## EXERCISE MATERIAL
- - - - -

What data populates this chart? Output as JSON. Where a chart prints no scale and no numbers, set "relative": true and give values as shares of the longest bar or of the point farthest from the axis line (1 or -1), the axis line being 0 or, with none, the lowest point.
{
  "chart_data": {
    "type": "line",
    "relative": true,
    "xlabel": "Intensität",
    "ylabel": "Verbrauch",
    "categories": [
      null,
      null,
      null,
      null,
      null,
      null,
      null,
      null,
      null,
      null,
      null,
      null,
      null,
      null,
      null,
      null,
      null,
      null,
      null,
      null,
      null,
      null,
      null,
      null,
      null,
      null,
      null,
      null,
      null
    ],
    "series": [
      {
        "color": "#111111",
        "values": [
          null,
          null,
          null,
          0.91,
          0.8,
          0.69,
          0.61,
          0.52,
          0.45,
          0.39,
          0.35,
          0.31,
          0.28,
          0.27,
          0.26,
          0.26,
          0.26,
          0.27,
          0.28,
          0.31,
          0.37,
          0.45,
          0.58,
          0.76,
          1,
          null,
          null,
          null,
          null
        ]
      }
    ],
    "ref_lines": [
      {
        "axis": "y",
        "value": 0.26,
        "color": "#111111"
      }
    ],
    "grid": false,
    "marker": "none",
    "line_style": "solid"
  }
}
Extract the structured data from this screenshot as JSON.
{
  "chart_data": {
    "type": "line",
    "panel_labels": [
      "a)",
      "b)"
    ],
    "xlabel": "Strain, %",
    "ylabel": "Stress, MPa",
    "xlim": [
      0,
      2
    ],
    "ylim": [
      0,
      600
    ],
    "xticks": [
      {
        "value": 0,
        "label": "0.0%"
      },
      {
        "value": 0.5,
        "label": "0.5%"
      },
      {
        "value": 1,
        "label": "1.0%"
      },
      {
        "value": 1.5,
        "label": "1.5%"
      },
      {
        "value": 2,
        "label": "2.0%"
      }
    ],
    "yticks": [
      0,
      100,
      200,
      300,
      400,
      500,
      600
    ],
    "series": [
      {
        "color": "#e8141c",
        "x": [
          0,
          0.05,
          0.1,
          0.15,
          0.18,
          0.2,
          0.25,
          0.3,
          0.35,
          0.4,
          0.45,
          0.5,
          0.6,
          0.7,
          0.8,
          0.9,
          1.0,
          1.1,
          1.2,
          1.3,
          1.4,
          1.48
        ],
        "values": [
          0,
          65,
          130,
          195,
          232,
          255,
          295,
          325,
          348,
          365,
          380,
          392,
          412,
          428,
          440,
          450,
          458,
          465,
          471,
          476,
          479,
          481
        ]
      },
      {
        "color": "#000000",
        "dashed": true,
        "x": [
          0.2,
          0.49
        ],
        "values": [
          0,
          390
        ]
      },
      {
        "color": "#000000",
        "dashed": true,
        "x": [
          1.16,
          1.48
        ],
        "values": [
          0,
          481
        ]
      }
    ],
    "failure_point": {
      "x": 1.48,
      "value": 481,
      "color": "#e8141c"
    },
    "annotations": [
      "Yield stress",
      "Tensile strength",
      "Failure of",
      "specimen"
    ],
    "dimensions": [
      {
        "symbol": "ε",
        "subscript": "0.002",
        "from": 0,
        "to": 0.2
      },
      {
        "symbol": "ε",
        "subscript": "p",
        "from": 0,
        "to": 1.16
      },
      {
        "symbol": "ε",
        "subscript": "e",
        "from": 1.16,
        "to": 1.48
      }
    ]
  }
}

- - - - -

## DIRECTIONS
Give the number of lines in the entries above that include the string "color". No other output is expected.

## EXERCISE SOLUTION
6